-- Data supplied --
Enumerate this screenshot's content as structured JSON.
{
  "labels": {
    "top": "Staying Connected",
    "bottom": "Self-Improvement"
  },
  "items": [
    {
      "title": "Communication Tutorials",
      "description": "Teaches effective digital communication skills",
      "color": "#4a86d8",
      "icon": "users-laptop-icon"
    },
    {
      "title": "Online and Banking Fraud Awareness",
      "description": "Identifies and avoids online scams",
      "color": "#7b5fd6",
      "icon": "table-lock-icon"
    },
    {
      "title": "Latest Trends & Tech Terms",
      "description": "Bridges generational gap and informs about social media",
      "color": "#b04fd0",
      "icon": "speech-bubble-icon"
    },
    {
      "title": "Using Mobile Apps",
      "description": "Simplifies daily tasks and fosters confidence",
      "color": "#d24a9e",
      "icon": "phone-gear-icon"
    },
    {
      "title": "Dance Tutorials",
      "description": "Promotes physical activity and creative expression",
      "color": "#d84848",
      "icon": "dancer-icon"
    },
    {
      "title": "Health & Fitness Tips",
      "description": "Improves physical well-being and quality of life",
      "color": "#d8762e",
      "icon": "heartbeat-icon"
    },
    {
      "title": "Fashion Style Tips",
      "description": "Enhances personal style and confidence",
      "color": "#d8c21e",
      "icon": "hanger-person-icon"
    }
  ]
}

-- Requirements --
Pick out the lines above that hold the string "physical" and show them.

-- Expected answer --
      "description": "Promotes physical activity and creative expression",
      "description": "Improves physical well-being and quality of life",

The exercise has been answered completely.